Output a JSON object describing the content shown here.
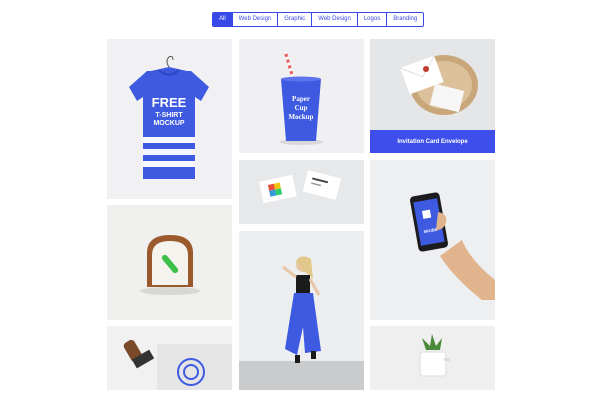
{
  "filters": [
    {
      "label": "All",
      "active": true
    },
    {
      "label": "Web Design",
      "active": false
    },
    {
      "label": "Graphic",
      "active": false
    },
    {
      "label": "Web Design",
      "active": false
    },
    {
      "label": "Logos",
      "active": false
    },
    {
      "label": "Branding",
      "active": false
    }
  ],
  "tiles": {
    "tshirt": {
      "headline": "FREE",
      "line2": "T-SHIRT",
      "line3": "MOCKUP"
    },
    "cup": {
      "line1": "Paper",
      "line2": "Cup",
      "line3": "Mockup"
    },
    "envelope": {
      "caption": "Invitation Card Envelope"
    },
    "phone": {
      "app_name": "SKUBE"
    }
  },
  "colors": {
    "accent": "#3949e8",
    "product_blue": "#3e5ae0"
  }
}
- - - - - - -
Set problem -> Quote the records above exactly, leaving out any pictures.

Written reply ->
Output a JSON object describing the content shown here.
{
  "filters": [
    {
      "label": "All",
      "active": true
    },
    {
      "label": "Web Design",
      "active": false
    },
    {
      "label": "Graphic",
      "active": false
    },
    {
      "label": "Web Design",
      "active": false
    },
    {
      "label": "Logos",
      "active": false
    },
    {
      "label": "Branding",
      "active": false
    }
  ],
  "tiles": {
    "tshirt": {
      "headline": "FREE",
      "line2": "T-SHIRT",
      "line3": "MOCKUP"
    },
    "cup": {
      "line1": "Paper",
      "line2": "Cup",
      "line3": "Mockup"
    },
    "envelope": {
      "caption": "Invitation Card Envelope"
    },
    "phone": {
      "app_name": "SKUBE"
    }
  },
  "colors": {
    "accent": "#3949e8",
    "product_blue": "#3e5ae0"
  }
}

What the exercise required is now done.